Could you write out every entry exactly as it stands?

++++++

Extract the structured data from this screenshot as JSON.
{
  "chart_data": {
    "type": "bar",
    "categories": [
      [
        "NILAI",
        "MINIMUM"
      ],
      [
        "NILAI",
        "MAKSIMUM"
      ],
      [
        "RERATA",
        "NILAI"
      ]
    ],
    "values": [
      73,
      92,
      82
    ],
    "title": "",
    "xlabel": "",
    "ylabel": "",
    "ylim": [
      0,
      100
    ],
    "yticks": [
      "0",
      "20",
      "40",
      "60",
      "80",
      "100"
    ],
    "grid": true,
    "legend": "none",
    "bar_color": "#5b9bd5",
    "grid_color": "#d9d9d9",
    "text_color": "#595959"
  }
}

++++++

Final result –
Extract the structured data from this screenshot as JSON.
{
  "chart_data": {
    "type": "bar",
    "categories": [
      [
        "NILAI",
        "MINIMUM"
      ],
      [
        "NILAI",
        "MAKSIMUM"
      ],
      [
        "RERATA",
        "NILAI"
      ]
    ],
    "values": [
      73,
      92,
      82
    ],
    "title": "",
    "xlabel": "",
    "ylabel": "",
    "ylim": [
      0,
      100
    ],
    "yticks": [
      "0",
      "20",
      "40",
      "60",
      "80",
      "100"
    ],
    "grid": true,
    "legend": "none",
    "bar_color": "#5b9bd5",
    "grid_color": "#d9d9d9",
    "text_color": "#595959"
  }
}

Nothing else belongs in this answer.